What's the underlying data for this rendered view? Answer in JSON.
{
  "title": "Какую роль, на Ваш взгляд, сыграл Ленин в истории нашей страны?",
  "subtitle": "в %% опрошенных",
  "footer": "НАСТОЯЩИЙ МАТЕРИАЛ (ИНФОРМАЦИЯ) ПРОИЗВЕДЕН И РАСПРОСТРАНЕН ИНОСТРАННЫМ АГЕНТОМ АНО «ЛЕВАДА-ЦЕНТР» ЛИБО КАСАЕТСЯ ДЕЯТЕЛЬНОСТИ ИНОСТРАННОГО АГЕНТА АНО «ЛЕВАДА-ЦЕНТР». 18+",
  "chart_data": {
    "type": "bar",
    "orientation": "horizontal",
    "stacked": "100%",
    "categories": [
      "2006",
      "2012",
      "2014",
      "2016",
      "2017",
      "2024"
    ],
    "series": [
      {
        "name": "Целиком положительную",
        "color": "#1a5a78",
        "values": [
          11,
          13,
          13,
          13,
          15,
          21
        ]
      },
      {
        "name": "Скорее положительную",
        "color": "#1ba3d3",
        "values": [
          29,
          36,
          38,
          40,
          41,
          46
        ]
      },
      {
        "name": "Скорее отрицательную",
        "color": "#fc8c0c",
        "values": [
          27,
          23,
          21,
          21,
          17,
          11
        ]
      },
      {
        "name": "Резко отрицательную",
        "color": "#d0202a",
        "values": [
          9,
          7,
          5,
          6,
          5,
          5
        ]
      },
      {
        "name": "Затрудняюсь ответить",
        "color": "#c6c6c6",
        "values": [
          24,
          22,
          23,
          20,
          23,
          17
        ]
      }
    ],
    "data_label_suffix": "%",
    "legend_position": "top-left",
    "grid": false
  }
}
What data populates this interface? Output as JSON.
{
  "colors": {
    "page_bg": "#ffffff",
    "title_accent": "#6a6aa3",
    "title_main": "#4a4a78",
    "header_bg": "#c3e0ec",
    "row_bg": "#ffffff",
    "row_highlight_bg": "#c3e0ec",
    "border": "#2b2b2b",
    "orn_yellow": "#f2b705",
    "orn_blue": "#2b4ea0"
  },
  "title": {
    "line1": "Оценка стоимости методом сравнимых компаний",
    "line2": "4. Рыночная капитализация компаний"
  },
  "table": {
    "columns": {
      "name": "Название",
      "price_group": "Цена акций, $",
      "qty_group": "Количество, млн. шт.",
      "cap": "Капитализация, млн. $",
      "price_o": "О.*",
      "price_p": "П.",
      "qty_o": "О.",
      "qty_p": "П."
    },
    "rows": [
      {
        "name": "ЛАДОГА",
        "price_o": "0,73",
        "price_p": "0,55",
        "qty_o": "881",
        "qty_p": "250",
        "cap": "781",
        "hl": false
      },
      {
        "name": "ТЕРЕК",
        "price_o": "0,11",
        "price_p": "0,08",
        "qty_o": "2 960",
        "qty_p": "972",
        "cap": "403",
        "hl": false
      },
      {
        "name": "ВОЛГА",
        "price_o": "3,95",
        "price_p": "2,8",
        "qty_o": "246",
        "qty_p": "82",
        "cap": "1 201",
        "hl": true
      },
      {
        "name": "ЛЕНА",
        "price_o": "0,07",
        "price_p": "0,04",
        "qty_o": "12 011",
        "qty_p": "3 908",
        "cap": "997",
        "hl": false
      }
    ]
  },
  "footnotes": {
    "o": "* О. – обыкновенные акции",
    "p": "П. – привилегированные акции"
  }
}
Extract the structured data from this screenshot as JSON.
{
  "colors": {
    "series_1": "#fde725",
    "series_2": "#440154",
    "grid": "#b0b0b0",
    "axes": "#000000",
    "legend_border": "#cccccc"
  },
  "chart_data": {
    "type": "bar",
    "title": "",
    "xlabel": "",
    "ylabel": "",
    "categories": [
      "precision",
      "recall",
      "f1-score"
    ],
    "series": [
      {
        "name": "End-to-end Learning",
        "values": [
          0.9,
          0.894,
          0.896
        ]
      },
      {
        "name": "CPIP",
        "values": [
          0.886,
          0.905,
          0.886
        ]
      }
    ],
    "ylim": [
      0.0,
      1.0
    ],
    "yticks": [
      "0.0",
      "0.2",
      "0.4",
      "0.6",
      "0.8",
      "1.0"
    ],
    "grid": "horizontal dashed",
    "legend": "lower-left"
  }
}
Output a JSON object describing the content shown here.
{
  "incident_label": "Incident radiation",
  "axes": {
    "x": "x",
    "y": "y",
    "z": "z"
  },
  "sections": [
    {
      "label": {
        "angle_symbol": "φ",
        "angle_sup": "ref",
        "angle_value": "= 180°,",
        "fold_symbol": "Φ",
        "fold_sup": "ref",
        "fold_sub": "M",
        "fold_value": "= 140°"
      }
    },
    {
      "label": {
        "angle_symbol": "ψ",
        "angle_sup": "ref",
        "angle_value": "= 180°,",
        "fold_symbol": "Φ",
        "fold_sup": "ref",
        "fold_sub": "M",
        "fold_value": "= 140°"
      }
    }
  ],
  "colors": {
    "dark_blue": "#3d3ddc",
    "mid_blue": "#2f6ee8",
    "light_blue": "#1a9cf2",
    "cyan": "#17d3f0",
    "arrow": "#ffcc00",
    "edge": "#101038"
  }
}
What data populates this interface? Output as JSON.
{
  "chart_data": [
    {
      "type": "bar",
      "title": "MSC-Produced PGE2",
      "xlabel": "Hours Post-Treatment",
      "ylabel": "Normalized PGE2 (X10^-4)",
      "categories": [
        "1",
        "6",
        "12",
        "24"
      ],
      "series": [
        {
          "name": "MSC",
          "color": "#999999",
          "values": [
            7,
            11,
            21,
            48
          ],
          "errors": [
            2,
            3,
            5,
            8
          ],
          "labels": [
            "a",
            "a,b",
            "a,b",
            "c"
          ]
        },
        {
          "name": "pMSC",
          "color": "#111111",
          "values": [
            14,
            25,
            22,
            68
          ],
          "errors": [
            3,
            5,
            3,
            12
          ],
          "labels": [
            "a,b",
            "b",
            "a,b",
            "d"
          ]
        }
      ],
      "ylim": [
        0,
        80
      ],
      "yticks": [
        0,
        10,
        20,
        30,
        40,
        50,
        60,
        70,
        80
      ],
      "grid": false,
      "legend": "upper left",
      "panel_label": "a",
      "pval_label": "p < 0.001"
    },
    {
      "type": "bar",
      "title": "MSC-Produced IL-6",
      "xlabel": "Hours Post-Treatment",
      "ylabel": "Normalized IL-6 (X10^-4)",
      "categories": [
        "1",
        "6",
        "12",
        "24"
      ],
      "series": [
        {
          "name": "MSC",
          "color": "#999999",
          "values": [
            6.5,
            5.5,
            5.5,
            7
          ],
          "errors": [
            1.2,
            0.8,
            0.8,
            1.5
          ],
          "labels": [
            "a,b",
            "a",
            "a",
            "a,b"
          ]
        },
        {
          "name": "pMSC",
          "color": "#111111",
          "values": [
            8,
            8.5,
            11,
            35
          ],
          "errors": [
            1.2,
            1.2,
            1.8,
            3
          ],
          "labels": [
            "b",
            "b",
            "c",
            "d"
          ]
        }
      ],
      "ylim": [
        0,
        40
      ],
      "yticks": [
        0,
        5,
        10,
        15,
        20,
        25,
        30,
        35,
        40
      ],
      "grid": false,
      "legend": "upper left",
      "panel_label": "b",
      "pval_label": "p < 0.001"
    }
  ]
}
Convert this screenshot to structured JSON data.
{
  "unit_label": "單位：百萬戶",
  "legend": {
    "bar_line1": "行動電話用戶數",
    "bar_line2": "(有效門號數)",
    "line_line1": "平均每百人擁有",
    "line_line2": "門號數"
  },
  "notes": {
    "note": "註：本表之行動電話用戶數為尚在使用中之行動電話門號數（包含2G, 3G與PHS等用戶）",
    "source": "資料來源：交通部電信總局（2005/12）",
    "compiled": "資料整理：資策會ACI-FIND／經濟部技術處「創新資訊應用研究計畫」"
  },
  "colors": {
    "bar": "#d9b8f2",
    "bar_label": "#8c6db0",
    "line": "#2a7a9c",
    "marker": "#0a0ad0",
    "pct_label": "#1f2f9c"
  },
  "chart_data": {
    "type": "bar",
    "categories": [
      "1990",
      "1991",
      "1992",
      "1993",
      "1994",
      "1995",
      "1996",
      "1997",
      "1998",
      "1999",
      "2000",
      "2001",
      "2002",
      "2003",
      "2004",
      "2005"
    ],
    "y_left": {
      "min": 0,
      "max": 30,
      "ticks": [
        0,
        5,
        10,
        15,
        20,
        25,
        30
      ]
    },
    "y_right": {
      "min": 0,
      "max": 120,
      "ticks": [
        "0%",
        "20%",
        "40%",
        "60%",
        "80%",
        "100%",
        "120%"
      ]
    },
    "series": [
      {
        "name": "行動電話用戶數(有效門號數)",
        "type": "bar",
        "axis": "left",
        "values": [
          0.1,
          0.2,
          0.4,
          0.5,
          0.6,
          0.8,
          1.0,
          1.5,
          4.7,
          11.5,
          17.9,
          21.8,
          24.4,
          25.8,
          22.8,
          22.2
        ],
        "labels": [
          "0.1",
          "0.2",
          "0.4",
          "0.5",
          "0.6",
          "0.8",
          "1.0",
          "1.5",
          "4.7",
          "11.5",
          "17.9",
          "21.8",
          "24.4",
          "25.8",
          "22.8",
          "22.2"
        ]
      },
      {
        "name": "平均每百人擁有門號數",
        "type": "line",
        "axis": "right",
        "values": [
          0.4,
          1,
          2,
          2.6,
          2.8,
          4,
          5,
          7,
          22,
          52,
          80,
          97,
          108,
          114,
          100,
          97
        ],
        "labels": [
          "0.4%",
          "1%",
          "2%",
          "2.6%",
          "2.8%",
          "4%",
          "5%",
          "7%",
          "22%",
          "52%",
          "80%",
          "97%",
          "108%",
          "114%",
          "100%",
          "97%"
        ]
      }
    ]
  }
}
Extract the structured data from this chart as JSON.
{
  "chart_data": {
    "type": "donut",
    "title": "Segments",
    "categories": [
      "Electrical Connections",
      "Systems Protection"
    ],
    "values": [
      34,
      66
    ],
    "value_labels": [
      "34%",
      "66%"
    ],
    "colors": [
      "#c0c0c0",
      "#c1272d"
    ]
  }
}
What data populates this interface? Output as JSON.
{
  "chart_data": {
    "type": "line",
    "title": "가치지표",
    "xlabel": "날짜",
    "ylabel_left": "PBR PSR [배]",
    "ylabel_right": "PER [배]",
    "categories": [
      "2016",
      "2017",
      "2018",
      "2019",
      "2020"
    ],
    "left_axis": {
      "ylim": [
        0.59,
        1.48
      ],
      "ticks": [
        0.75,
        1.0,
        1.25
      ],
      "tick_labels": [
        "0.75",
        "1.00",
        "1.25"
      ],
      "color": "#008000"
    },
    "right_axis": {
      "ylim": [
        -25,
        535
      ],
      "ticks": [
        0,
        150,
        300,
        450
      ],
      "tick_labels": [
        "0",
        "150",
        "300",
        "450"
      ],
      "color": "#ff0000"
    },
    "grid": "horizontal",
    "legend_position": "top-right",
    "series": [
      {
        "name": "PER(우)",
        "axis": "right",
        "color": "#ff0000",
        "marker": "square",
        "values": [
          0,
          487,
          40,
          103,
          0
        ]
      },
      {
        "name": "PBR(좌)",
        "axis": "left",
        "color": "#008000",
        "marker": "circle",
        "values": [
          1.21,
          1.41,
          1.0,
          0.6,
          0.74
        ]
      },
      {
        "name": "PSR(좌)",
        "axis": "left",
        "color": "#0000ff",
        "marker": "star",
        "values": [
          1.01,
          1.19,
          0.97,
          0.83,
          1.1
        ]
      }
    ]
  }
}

━━━━

Problem to solve.
State how many lines of the entries above include the word "screenshot", offering no text other than the number.

Reply.
2